--- Start ENTRIES PROVIDED ---

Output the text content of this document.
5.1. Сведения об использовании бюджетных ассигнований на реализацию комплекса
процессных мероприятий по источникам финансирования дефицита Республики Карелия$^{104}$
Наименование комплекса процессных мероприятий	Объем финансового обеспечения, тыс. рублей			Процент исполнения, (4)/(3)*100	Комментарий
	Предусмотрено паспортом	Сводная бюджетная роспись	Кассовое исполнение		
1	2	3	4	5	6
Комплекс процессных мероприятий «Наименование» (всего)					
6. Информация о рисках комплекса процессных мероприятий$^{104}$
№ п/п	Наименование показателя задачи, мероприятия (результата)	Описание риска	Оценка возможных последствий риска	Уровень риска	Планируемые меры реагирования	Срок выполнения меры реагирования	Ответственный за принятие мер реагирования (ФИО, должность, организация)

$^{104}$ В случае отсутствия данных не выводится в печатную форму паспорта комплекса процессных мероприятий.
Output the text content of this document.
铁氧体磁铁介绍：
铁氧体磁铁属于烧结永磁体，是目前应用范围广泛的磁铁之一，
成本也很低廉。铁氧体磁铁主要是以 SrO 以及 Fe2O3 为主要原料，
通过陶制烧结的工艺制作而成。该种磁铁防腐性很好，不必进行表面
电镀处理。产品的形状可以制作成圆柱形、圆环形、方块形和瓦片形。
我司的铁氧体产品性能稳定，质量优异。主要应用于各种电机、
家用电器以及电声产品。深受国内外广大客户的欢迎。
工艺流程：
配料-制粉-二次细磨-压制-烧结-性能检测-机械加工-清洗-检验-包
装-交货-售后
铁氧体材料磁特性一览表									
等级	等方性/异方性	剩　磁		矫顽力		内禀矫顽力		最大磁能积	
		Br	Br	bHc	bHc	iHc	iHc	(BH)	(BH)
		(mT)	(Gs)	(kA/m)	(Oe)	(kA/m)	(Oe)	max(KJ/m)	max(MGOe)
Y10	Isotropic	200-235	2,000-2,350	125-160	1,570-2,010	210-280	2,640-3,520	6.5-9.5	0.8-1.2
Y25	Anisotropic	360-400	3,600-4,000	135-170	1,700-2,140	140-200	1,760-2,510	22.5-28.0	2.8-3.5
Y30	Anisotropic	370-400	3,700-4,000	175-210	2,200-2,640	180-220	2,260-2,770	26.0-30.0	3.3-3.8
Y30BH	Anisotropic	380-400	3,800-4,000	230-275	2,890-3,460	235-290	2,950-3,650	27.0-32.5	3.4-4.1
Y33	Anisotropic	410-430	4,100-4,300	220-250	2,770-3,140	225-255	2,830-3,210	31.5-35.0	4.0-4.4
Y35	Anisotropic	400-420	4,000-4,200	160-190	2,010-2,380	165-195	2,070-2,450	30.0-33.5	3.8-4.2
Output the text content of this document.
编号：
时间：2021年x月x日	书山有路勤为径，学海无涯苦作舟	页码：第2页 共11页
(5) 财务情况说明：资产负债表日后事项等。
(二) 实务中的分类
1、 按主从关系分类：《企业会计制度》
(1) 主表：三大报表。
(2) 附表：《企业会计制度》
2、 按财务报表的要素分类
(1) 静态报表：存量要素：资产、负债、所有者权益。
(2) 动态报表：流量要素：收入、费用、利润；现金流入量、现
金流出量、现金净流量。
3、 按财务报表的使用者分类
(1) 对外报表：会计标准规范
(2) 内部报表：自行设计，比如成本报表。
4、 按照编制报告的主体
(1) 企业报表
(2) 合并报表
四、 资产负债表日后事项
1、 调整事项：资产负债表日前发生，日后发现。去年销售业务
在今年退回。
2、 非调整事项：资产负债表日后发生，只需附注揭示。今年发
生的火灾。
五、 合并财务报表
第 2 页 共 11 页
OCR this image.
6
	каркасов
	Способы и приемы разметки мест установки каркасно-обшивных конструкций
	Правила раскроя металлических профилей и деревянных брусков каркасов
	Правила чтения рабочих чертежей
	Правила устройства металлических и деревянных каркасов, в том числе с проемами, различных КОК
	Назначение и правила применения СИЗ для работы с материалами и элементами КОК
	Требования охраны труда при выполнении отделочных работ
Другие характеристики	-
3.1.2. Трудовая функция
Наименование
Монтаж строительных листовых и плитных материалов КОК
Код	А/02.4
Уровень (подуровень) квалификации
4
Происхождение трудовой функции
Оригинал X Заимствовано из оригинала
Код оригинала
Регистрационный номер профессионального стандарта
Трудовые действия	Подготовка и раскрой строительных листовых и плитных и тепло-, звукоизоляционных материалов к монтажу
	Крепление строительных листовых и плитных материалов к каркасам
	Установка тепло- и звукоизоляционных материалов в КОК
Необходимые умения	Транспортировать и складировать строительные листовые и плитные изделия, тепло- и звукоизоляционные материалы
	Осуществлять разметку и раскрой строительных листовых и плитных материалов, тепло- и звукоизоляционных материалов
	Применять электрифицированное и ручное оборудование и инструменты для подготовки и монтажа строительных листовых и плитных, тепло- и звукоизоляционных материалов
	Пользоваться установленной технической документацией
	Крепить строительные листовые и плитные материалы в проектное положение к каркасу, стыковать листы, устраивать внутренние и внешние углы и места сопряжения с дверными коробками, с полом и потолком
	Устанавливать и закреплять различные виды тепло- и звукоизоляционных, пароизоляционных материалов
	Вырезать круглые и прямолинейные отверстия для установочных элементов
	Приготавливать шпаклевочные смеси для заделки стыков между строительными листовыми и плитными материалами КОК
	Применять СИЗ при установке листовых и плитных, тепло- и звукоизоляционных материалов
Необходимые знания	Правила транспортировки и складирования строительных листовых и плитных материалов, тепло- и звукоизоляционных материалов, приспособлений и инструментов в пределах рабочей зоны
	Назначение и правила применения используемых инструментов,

--- End ENTRIES PROVIDED ---

**TASK TO CARRY OUT:** Exactly reproduce the material above.

**COMPLETE ANSWER:**
Output the text content of this document.
5.1. Сведения об использовании бюджетных ассигнований на реализацию комплекса
процессных мероприятий по источникам финансирования дефицита Республики Карелия$^{104}$
Наименование комплекса процессных мероприятий	Объем финансового обеспечения, тыс. рублей			Процент исполнения, (4)/(3)*100	Комментарий
	Предусмотрено паспортом	Сводная бюджетная роспись	Кассовое исполнение		
1	2	3	4	5	6
Комплекс процессных мероприятий «Наименование» (всего)					
6. Информация о рисках комплекса процессных мероприятий$^{104}$
№ п/п	Наименование показателя задачи, мероприятия (результата)	Описание риска	Оценка возможных последствий риска	Уровень риска	Планируемые меры реагирования	Срок выполнения меры реагирования	Ответственный за принятие мер реагирования (ФИО, должность, организация)

$^{104}$ В случае отсутствия данных не выводится в печатную форму паспорта комплекса процессных мероприятий.
Output the text content of this document.
铁氧体磁铁介绍：
铁氧体磁铁属于烧结永磁体，是目前应用范围广泛的磁铁之一，
成本也很低廉。铁氧体磁铁主要是以 SrO 以及 Fe2O3 为主要原料，
通过陶制烧结的工艺制作而成。该种磁铁防腐性很好，不必进行表面
电镀处理。产品的形状可以制作成圆柱形、圆环形、方块形和瓦片形。
我司的铁氧体产品性能稳定，质量优异。主要应用于各种电机、
家用电器以及电声产品。深受国内外广大客户的欢迎。
工艺流程：
配料-制粉-二次细磨-压制-烧结-性能检测-机械加工-清洗-检验-包
装-交货-售后
铁氧体材料磁特性一览表									
等级	等方性/异方性	剩　磁		矫顽力		内禀矫顽力		最大磁能积	
		Br	Br	bHc	bHc	iHc	iHc	(BH)	(BH)
		(mT)	(Gs)	(kA/m)	(Oe)	(kA/m)	(Oe)	max(KJ/m)	max(MGOe)
Y10	Isotropic	200-235	2,000-2,350	125-160	1,570-2,010	210-280	2,640-3,520	6.5-9.5	0.8-1.2
Y25	Anisotropic	360-400	3,600-4,000	135-170	1,700-2,140	140-200	1,760-2,510	22.5-28.0	2.8-3.5
Y30	Anisotropic	370-400	3,700-4,000	175-210	2,200-2,640	180-220	2,260-2,770	26.0-30.0	3.3-3.8
Y30BH	Anisotropic	380-400	3,800-4,000	230-275	2,890-3,460	235-290	2,950-3,650	27.0-32.5	3.4-4.1
Y33	Anisotropic	410-430	4,100-4,300	220-250	2,770-3,140	225-255	2,830-3,210	31.5-35.0	4.0-4.4
Y35	Anisotropic	400-420	4,000-4,200	160-190	2,010-2,380	165-195	2,070-2,450	30.0-33.5	3.8-4.2
Output the text content of this document.
编号：
时间：2021年x月x日	书山有路勤为径，学海无涯苦作舟	页码：第2页 共11页
(5) 财务情况说明：资产负债表日后事项等。
(二) 实务中的分类
1、 按主从关系分类：《企业会计制度》
(1) 主表：三大报表。
(2) 附表：《企业会计制度》
2、 按财务报表的要素分类
(1) 静态报表：存量要素：资产、负债、所有者权益。
(2) 动态报表：流量要素：收入、费用、利润；现金流入量、现
金流出量、现金净流量。
3、 按财务报表的使用者分类
(1) 对外报表：会计标准规范
(2) 内部报表：自行设计，比如成本报表。
4、 按照编制报告的主体
(1) 企业报表
(2) 合并报表
四、 资产负债表日后事项
1、 调整事项：资产负债表日前发生，日后发现。去年销售业务
在今年退回。
2、 非调整事项：资产负债表日后发生，只需附注揭示。今年发
生的火灾。
五、 合并财务报表
第 2 页 共 11 页
OCR this image.
6
	каркасов
	Способы и приемы разметки мест установки каркасно-обшивных конструкций
	Правила раскроя металлических профилей и деревянных брусков каркасов
	Правила чтения рабочих чертежей
	Правила устройства металлических и деревянных каркасов, в том числе с проемами, различных КОК
	Назначение и правила применения СИЗ для работы с материалами и элементами КОК
	Требования охраны труда при выполнении отделочных работ
Другие характеристики	-
3.1.2. Трудовая функция
Наименование
Монтаж строительных листовых и плитных материалов КОК
Код	А/02.4
Уровень (подуровень) квалификации
4
Происхождение трудовой функции
Оригинал X Заимствовано из оригинала
Код оригинала
Регистрационный номер профессионального стандарта
Трудовые действия	Подготовка и раскрой строительных листовых и плитных и тепло-, звукоизоляционных материалов к монтажу
	Крепление строительных листовых и плитных материалов к каркасам
	Установка тепло- и звукоизоляционных материалов в КОК
Необходимые умения	Транспортировать и складировать строительные листовые и плитные изделия, тепло- и звукоизоляционные материалы
	Осуществлять разметку и раскрой строительных листовых и плитных материалов, тепло- и звукоизоляционных материалов
	Применять электрифицированное и ручное оборудование и инструменты для подготовки и монтажа строительных листовых и плитных, тепло- и звукоизоляционных материалов
	Пользоваться установленной технической документацией
	Крепить строительные листовые и плитные материалы в проектное положение к каркасу, стыковать листы, устраивать внутренние и внешние углы и места сопряжения с дверными коробками, с полом и потолком
	Устанавливать и закреплять различные виды тепло- и звукоизоляционных, пароизоляционных материалов
	Вырезать круглые и прямолинейные отверстия для установочных элементов
	Приготавливать шпаклевочные смеси для заделки стыков между строительными листовыми и плитными материалами КОК
	Применять СИЗ при установке листовых и плитных, тепло- и звукоизоляционных материалов
Необходимые знания	Правила транспортировки и складирования строительных листовых и плитных материалов, тепло- и звукоизоляционных материалов, приспособлений и инструментов в пределах рабочей зоны
	Назначение и правила применения используемых инструментов,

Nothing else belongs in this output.